• **Dataset records**:

▽

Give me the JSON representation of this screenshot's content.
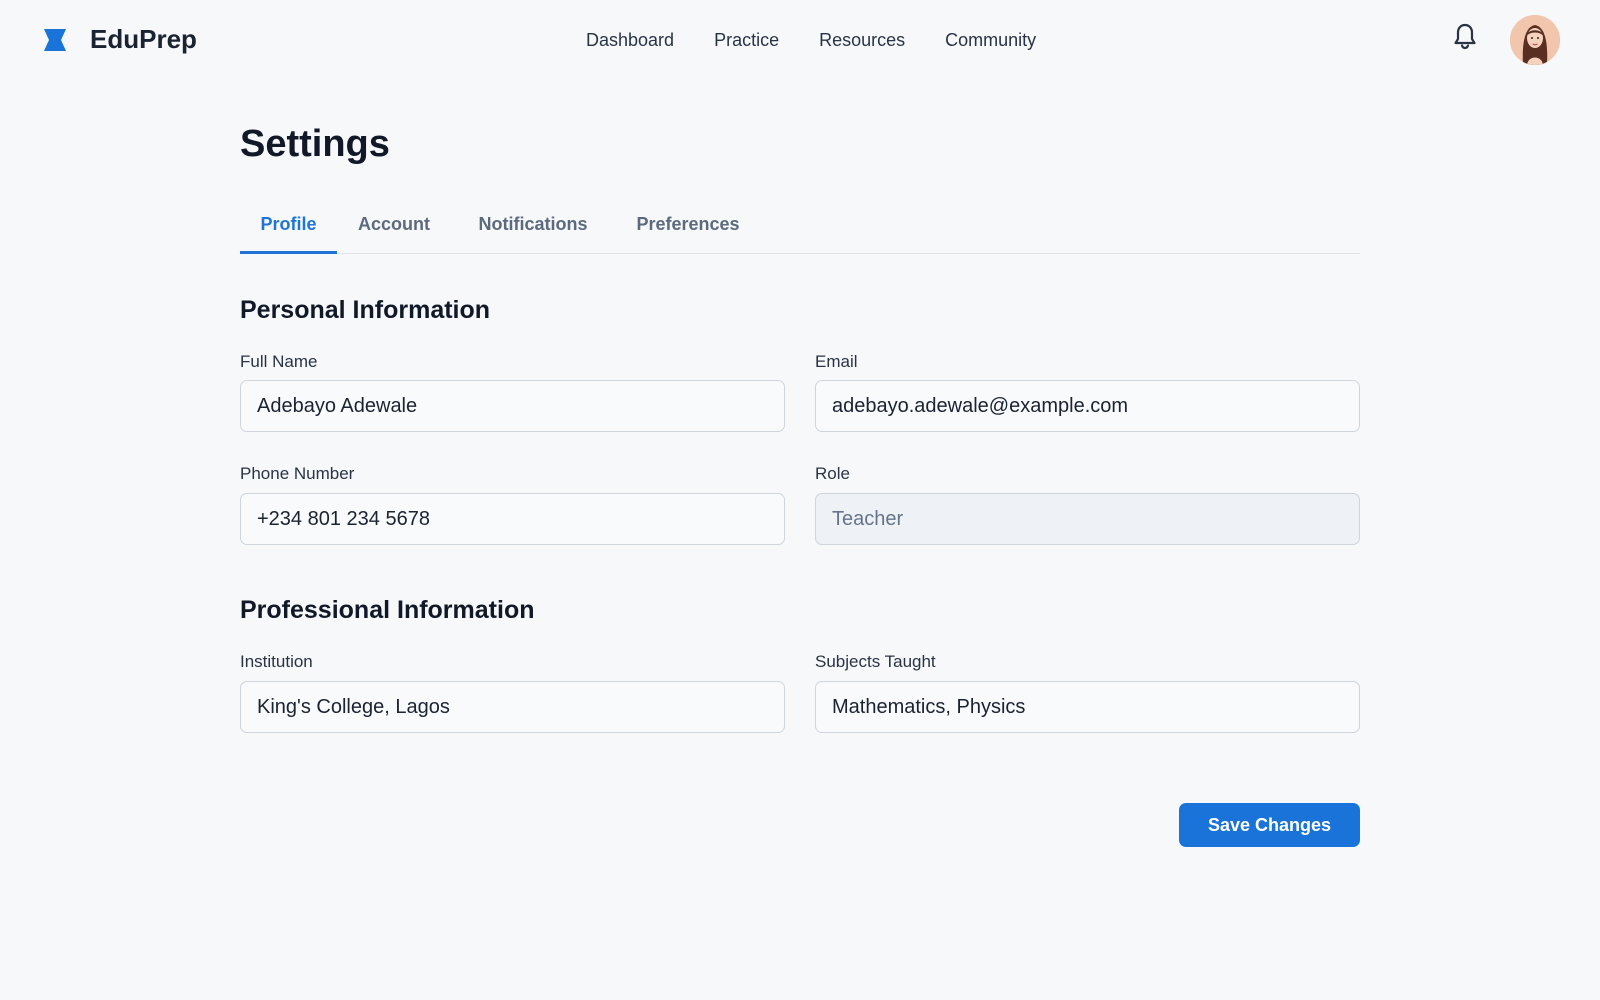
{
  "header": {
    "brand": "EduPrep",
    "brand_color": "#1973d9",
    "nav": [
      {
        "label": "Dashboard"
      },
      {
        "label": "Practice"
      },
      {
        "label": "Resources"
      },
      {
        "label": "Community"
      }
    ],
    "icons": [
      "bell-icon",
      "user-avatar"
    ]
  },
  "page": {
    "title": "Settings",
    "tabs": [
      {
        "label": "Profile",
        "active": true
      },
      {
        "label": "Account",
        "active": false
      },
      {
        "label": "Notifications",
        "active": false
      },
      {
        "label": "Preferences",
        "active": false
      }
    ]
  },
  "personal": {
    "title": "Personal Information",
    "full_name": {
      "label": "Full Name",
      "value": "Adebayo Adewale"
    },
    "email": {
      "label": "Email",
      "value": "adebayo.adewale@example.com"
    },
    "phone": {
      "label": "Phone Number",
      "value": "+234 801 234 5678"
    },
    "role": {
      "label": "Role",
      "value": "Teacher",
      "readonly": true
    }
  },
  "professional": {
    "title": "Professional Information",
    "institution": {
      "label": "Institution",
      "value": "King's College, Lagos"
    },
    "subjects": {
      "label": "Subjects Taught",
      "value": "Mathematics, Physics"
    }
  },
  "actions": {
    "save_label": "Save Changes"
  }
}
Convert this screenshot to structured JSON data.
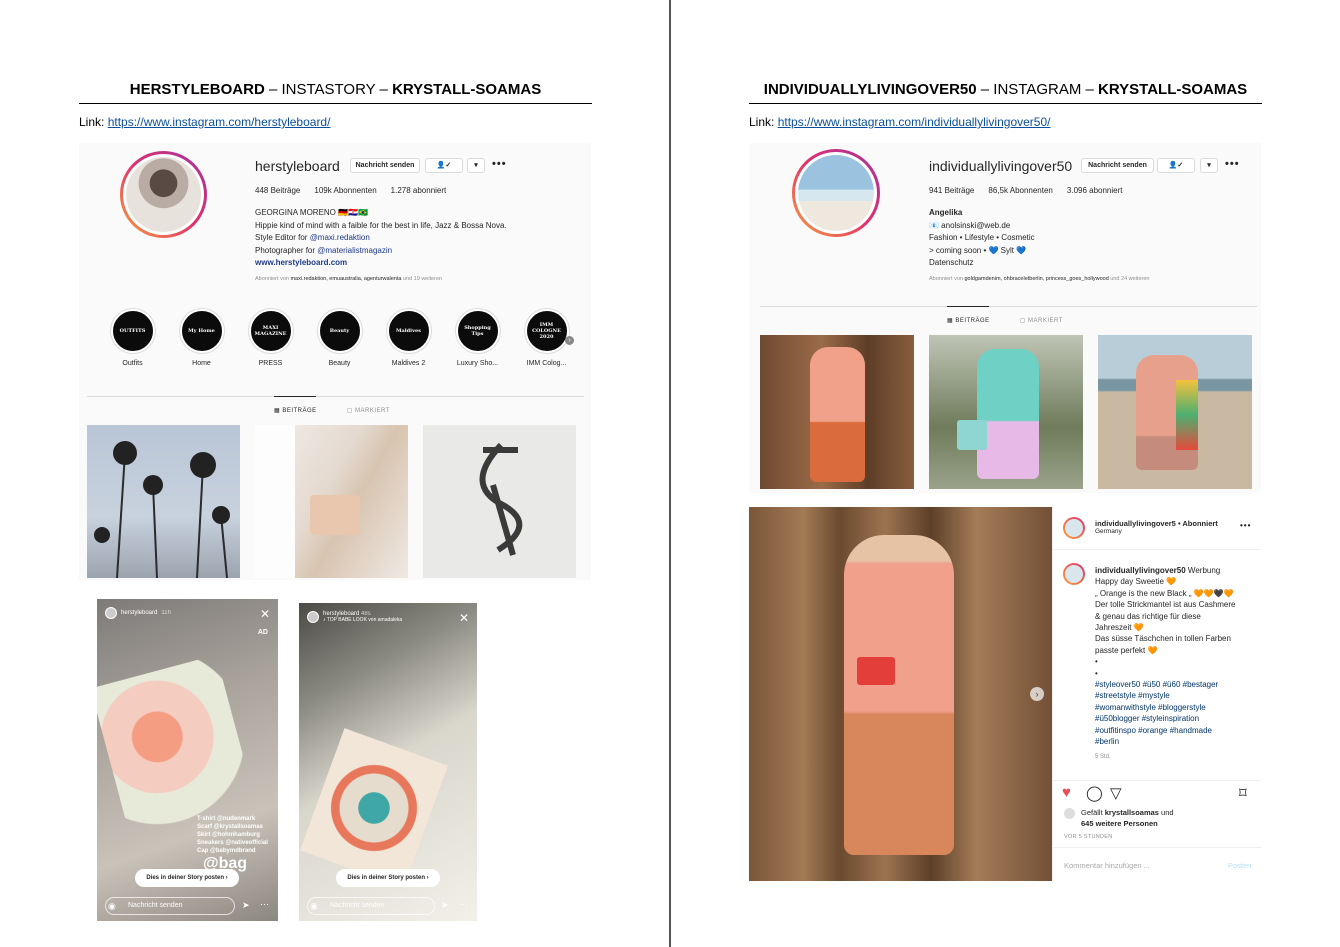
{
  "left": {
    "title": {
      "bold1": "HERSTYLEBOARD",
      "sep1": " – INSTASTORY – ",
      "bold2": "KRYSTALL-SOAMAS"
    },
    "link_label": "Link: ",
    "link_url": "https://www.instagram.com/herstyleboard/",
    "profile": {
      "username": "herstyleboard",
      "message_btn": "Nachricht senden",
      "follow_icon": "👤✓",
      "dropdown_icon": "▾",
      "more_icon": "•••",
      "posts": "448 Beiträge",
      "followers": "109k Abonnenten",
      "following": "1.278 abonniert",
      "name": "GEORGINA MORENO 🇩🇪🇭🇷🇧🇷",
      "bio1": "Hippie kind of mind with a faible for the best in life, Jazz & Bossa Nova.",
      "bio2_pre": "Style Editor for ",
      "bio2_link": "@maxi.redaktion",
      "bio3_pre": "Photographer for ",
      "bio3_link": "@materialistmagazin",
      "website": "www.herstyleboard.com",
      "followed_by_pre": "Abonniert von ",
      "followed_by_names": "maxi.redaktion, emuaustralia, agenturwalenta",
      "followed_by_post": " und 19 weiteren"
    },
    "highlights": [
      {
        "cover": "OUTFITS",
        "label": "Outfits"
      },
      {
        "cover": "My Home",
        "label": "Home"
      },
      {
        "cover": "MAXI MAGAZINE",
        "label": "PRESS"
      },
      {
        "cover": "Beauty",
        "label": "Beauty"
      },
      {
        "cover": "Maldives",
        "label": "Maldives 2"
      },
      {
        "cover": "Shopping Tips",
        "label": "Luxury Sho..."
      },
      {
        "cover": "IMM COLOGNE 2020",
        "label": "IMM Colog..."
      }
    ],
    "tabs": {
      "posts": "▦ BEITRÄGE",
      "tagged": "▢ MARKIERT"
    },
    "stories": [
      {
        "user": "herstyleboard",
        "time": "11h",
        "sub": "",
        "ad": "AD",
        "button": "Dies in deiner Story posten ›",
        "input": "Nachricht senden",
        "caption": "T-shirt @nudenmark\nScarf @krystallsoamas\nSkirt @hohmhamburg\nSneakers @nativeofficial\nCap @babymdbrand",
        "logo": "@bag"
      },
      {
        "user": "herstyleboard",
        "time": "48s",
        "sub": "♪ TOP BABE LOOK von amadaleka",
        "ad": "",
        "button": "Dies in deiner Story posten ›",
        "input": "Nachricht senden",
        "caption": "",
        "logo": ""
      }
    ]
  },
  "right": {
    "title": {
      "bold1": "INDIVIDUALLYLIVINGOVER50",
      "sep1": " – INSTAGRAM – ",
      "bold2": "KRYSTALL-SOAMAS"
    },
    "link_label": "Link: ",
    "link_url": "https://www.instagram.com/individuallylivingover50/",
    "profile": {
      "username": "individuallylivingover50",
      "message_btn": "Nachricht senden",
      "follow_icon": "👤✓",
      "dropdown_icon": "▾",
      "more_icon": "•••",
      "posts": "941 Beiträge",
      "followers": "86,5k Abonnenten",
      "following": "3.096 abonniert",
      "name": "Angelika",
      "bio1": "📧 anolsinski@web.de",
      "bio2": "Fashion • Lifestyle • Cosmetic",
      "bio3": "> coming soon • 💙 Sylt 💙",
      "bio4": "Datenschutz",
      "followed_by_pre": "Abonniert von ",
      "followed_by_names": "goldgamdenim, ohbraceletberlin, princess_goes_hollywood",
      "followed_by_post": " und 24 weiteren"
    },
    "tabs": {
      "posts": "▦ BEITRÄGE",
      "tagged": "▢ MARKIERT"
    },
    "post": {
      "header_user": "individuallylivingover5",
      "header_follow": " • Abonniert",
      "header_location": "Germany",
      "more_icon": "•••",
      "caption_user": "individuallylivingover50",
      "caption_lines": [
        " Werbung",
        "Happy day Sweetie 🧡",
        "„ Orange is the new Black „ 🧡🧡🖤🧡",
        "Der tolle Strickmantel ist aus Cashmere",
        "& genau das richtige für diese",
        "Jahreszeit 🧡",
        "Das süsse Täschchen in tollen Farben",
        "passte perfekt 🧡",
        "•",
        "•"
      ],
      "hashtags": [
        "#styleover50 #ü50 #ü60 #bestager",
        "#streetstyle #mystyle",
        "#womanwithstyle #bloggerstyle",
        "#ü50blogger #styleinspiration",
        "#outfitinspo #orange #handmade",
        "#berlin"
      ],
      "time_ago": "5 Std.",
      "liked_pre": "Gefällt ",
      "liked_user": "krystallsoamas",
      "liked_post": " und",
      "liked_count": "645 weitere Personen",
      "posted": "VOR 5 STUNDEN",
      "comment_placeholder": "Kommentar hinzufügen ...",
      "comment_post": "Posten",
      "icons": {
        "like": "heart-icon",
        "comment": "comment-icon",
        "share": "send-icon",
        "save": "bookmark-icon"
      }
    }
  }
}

△

• **Exercise requirements**: Omit the images and transcribe all of the records above word for word.

• **Solution for this problem**:
Give me the JSON representation of this screenshot's content.
{
  "header": {
    "brand": "EduPrep",
    "brand_color": "#1973d9",
    "nav": [
      {
        "label": "Dashboard"
      },
      {
        "label": "Practice"
      },
      {
        "label": "Resources"
      },
      {
        "label": "Community"
      }
    ],
    "icons": [
      "bell-icon",
      "user-avatar"
    ]
  },
  "page": {
    "title": "Settings",
    "tabs": [
      {
        "label": "Profile",
        "active": true
      },
      {
        "label": "Account",
        "active": false
      },
      {
        "label": "Notifications",
        "active": false
      },
      {
        "label": "Preferences",
        "active": false
      }
    ]
  },
  "personal": {
    "title": "Personal Information",
    "full_name": {
      "label": "Full Name",
      "value": "Adebayo Adewale"
    },
    "email": {
      "label": "Email",
      "value": "adebayo.adewale@example.com"
    },
    "phone": {
      "label": "Phone Number",
      "value": "+234 801 234 5678"
    },
    "role": {
      "label": "Role",
      "value": "Teacher",
      "readonly": true
    }
  },
  "professional": {
    "title": "Professional Information",
    "institution": {
      "label": "Institution",
      "value": "King's College, Lagos"
    },
    "subjects": {
      "label": "Subjects Taught",
      "value": "Mathematics, Physics"
    }
  },
  "actions": {
    "save_label": "Save Changes"
  }
}
Convert this screenshot to structured JSON data.
{
  "left": {
    "title": {
      "bold1": "HERSTYLEBOARD",
      "sep1": " – INSTASTORY – ",
      "bold2": "KRYSTALL-SOAMAS"
    },
    "link_label": "Link: ",
    "link_url": "https://www.instagram.com/herstyleboard/",
    "profile": {
      "username": "herstyleboard",
      "message_btn": "Nachricht senden",
      "follow_icon": "👤✓",
      "dropdown_icon": "▾",
      "more_icon": "•••",
      "posts": "448 Beiträge",
      "followers": "109k Abonnenten",
      "following": "1.278 abonniert",
      "name": "GEORGINA MORENO 🇩🇪🇭🇷🇧🇷",
      "bio1": "Hippie kind of mind with a faible for the best in life, Jazz & Bossa Nova.",
      "bio2_pre": "Style Editor for ",
      "bio2_link": "@maxi.redaktion",
      "bio3_pre": "Photographer for ",
      "bio3_link": "@materialistmagazin",
      "website": "www.herstyleboard.com",
      "followed_by_pre": "Abonniert von ",
      "followed_by_names": "maxi.redaktion, emuaustralia, agenturwalenta",
      "followed_by_post": " und 19 weiteren"
    },
    "highlights": [
      {
        "cover": "OUTFITS",
        "label": "Outfits"
      },
      {
        "cover": "My Home",
        "label": "Home"
      },
      {
        "cover": "MAXI MAGAZINE",
        "label": "PRESS"
      },
      {
        "cover": "Beauty",
        "label": "Beauty"
      },
      {
        "cover": "Maldives",
        "label": "Maldives 2"
      },
      {
        "cover": "Shopping Tips",
        "label": "Luxury Sho..."
      },
      {
        "cover": "IMM COLOGNE 2020",
        "label": "IMM Colog..."
      }
    ],
    "tabs": {
      "posts": "▦ BEITRÄGE",
      "tagged": "▢ MARKIERT"
    },
    "stories": [
      {
        "user": "herstyleboard",
        "time": "11h",
        "sub": "",
        "ad": "AD",
        "button": "Dies in deiner Story posten ›",
        "input": "Nachricht senden",
        "caption": "T-shirt @nudenmark\nScarf @krystallsoamas\nSkirt @hohmhamburg\nSneakers @nativeofficial\nCap @babymdbrand",
        "logo": "@bag"
      },
      {
        "user": "herstyleboard",
        "time": "48s",
        "sub": "♪ TOP BABE LOOK von amadaleka",
        "ad": "",
        "button": "Dies in deiner Story posten ›",
        "input": "Nachricht senden",
        "caption": "",
        "logo": ""
      }
    ]
  },
  "right": {
    "title": {
      "bold1": "INDIVIDUALLYLIVINGOVER50",
      "sep1": " – INSTAGRAM – ",
      "bold2": "KRYSTALL-SOAMAS"
    },
    "link_label": "Link: ",
    "link_url": "https://www.instagram.com/individuallylivingover50/",
    "profile": {
      "username": "individuallylivingover50",
      "message_btn": "Nachricht senden",
      "follow_icon": "👤✓",
      "dropdown_icon": "▾",
      "more_icon": "•••",
      "posts": "941 Beiträge",
      "followers": "86,5k Abonnenten",
      "following": "3.096 abonniert",
      "name": "Angelika",
      "bio1": "📧 anolsinski@web.de",
      "bio2": "Fashion • Lifestyle • Cosmetic",
      "bio3": "> coming soon • 💙 Sylt 💙",
      "bio4": "Datenschutz",
      "followed_by_pre": "Abonniert von ",
      "followed_by_names": "goldgamdenim, ohbraceletberlin, princess_goes_hollywood",
      "followed_by_post": " und 24 weiteren"
    },
    "tabs": {
      "posts": "▦ BEITRÄGE",
      "tagged": "▢ MARKIERT"
    },
    "post": {
      "header_user": "individuallylivingover5",
      "header_follow": " • Abonniert",
      "header_location": "Germany",
      "more_icon": "•••",
      "caption_user": "individuallylivingover50",
      "caption_lines": [
        " Werbung",
        "Happy day Sweetie 🧡",
        "„ Orange is the new Black „ 🧡🧡🖤🧡",
        "Der tolle Strickmantel ist aus Cashmere",
        "& genau das richtige für diese",
        "Jahreszeit 🧡",
        "Das süsse Täschchen in tollen Farben",
        "passte perfekt 🧡",
        "•",
        "•"
      ],
      "hashtags": [
        "#styleover50 #ü50 #ü60 #bestager",
        "#streetstyle #mystyle",
        "#womanwithstyle #bloggerstyle",
        "#ü50blogger #styleinspiration",
        "#outfitinspo #orange #handmade",
        "#berlin"
      ],
      "time_ago": "5 Std.",
      "liked_pre": "Gefällt ",
      "liked_user": "krystallsoamas",
      "liked_post": " und",
      "liked_count": "645 weitere Personen",
      "posted": "VOR 5 STUNDEN",
      "comment_placeholder": "Kommentar hinzufügen ...",
      "comment_post": "Posten",
      "icons": {
        "like": "heart-icon",
        "comment": "comment-icon",
        "share": "send-icon",
        "save": "bookmark-icon"
      }
    }
  }
}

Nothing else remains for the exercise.